— begin Data rows —

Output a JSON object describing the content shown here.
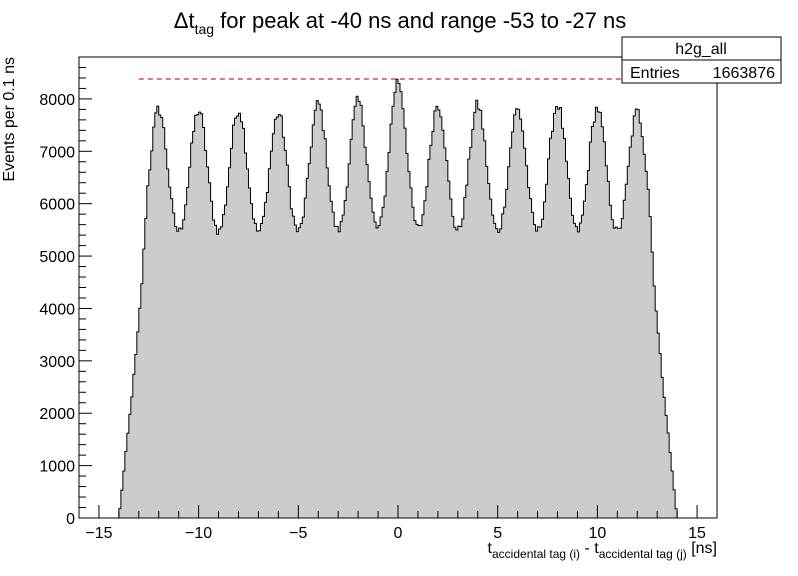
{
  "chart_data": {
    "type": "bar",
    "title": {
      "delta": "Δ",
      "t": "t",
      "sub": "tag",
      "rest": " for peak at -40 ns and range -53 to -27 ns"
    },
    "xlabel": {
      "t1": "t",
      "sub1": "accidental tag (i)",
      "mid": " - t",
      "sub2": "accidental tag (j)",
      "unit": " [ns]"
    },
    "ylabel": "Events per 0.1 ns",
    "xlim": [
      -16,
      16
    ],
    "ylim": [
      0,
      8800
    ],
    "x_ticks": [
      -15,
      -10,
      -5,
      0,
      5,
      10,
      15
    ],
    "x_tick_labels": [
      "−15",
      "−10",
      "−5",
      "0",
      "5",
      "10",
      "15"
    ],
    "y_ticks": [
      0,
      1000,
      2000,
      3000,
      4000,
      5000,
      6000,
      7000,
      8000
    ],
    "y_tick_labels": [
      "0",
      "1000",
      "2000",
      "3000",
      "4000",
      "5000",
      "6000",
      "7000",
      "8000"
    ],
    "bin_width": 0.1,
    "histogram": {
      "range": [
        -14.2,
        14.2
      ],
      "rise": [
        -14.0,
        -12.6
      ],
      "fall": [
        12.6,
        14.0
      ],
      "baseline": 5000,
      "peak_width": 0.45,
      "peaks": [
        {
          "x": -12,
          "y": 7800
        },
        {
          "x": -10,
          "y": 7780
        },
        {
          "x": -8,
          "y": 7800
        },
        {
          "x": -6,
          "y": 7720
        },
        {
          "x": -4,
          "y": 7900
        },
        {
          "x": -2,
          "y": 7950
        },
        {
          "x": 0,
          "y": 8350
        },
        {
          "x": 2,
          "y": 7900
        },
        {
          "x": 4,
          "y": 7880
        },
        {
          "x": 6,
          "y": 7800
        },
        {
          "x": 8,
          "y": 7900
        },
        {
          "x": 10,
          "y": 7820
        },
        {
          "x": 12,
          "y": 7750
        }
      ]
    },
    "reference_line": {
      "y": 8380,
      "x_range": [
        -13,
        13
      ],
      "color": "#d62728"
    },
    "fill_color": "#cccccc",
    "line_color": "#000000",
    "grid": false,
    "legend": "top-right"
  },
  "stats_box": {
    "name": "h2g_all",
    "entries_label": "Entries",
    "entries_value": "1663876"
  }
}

— end Data rows —

Exercise brief:
What is the number of lines in the listing above that contain the string "accidental"? Give only the number.

The solution:
2